▶ _Work required_
The entries below should be output exactly as written.

▶ _Excerpted records_
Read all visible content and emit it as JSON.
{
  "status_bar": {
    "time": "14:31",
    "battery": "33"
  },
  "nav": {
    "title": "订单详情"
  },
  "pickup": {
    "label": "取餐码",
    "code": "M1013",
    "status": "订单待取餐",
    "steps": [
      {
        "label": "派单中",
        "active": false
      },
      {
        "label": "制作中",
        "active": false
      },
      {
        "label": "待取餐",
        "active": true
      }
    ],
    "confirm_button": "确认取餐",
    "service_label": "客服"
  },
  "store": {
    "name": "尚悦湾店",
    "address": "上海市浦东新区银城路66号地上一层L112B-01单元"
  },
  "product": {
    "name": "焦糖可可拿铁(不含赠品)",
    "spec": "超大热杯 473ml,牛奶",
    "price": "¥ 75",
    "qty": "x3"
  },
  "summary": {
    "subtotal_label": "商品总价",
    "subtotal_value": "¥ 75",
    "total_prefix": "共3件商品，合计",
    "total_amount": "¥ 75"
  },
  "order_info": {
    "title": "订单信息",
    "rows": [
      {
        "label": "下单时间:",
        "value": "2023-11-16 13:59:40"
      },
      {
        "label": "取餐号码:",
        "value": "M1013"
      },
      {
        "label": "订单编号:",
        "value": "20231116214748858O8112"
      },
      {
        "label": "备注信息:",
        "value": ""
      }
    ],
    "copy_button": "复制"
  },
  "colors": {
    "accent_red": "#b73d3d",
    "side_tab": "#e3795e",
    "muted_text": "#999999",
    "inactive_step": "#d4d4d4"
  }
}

▶ _Solved exercise_
Read all visible content and emit it as JSON.
{
  "status_bar": {
    "time": "14:31",
    "battery": "33"
  },
  "nav": {
    "title": "订单详情"
  },
  "pickup": {
    "label": "取餐码",
    "code": "M1013",
    "status": "订单待取餐",
    "steps": [
      {
        "label": "派单中",
        "active": false
      },
      {
        "label": "制作中",
        "active": false
      },
      {
        "label": "待取餐",
        "active": true
      }
    ],
    "confirm_button": "确认取餐",
    "service_label": "客服"
  },
  "store": {
    "name": "尚悦湾店",
    "address": "上海市浦东新区银城路66号地上一层L112B-01单元"
  },
  "product": {
    "name": "焦糖可可拿铁(不含赠品)",
    "spec": "超大热杯 473ml,牛奶",
    "price": "¥ 75",
    "qty": "x3"
  },
  "summary": {
    "subtotal_label": "商品总价",
    "subtotal_value": "¥ 75",
    "total_prefix": "共3件商品，合计",
    "total_amount": "¥ 75"
  },
  "order_info": {
    "title": "订单信息",
    "rows": [
      {
        "label": "下单时间:",
        "value": "2023-11-16 13:59:40"
      },
      {
        "label": "取餐号码:",
        "value": "M1013"
      },
      {
        "label": "订单编号:",
        "value": "20231116214748858O8112"
      },
      {
        "label": "备注信息:",
        "value": ""
      }
    ],
    "copy_button": "复制"
  },
  "colors": {
    "accent_red": "#b73d3d",
    "side_tab": "#e3795e",
    "muted_text": "#999999",
    "inactive_step": "#d4d4d4"
  }
}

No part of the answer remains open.